### TASK DETAILS
Copy out all of the material, matching it word for word.

(Records excerpted from a collection)

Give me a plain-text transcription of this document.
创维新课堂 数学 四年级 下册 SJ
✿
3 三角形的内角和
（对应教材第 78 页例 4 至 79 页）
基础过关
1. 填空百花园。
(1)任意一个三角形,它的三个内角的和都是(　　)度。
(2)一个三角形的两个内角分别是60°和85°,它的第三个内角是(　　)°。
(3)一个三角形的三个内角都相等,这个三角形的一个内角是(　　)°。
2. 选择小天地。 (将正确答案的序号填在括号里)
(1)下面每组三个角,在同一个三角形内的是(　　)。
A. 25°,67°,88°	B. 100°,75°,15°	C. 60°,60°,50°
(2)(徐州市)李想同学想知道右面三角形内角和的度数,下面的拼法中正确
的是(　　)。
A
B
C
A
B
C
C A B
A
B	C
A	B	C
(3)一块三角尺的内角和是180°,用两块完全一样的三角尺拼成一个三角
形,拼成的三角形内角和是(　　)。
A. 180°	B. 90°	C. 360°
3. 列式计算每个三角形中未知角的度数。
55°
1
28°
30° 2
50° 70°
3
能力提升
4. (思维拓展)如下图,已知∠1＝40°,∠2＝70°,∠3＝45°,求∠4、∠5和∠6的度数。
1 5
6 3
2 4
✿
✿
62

### IN RESPONSE
Give me a plain-text transcription of this document.
创维新课堂 数学 四年级 下册 SJ
✿
3 三角形的内角和
（对应教材第 78 页例 4 至 79 页）
基础过关
1. 填空百花园。
(1)任意一个三角形,它的三个内角的和都是(　　)度。
(2)一个三角形的两个内角分别是60°和85°,它的第三个内角是(　　)°。
(3)一个三角形的三个内角都相等,这个三角形的一个内角是(　　)°。
2. 选择小天地。 (将正确答案的序号填在括号里)
(1)下面每组三个角,在同一个三角形内的是(　　)。
A. 25°,67°,88°	B. 100°,75°,15°	C. 60°,60°,50°
(2)(徐州市)李想同学想知道右面三角形内角和的度数,下面的拼法中正确
的是(　　)。
A
B
C
A
B
C
C A B
A
B	C
A	B	C
(3)一块三角尺的内角和是180°,用两块完全一样的三角尺拼成一个三角
形,拼成的三角形内角和是(　　)。
A. 180°	B. 90°	C. 360°
3. 列式计算每个三角形中未知角的度数。
55°
1
28°
30° 2
50° 70°
3
能力提升
4. (思维拓展)如下图,已知∠1＝40°,∠2＝70°,∠3＝45°,求∠4、∠5和∠6的度数。
1 5
6 3
2 4
✿
✿
62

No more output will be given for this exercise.